Exercise aim →
For the listing below, give the count of lines containing the string "당해학기" and nothing else.

Information shown →
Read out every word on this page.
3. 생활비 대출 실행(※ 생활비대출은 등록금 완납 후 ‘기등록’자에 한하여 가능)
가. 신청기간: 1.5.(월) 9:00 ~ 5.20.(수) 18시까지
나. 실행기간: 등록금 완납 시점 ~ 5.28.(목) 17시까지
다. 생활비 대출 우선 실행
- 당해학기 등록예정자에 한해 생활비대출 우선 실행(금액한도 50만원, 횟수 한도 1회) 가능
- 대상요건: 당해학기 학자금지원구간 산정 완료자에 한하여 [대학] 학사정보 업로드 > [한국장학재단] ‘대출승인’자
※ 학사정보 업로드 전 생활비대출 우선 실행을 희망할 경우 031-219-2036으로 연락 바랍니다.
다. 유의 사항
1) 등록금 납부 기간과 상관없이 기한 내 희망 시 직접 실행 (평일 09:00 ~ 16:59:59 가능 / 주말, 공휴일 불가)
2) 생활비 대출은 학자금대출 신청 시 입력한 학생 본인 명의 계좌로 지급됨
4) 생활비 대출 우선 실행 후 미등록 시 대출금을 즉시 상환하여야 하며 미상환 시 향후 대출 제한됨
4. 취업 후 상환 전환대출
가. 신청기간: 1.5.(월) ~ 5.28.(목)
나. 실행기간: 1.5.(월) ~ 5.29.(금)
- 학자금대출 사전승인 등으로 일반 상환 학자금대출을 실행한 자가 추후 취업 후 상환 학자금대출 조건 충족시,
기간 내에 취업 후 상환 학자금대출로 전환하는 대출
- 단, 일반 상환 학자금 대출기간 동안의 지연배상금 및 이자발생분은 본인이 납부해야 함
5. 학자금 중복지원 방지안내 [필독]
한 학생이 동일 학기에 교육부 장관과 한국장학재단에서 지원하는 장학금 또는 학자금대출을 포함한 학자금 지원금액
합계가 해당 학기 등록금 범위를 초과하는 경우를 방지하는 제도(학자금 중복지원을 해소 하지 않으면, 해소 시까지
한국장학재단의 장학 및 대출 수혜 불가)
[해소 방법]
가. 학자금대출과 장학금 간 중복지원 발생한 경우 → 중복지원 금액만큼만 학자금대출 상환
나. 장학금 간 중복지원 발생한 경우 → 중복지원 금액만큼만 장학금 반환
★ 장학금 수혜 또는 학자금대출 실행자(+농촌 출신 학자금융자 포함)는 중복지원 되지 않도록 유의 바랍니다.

Exercise solution →
2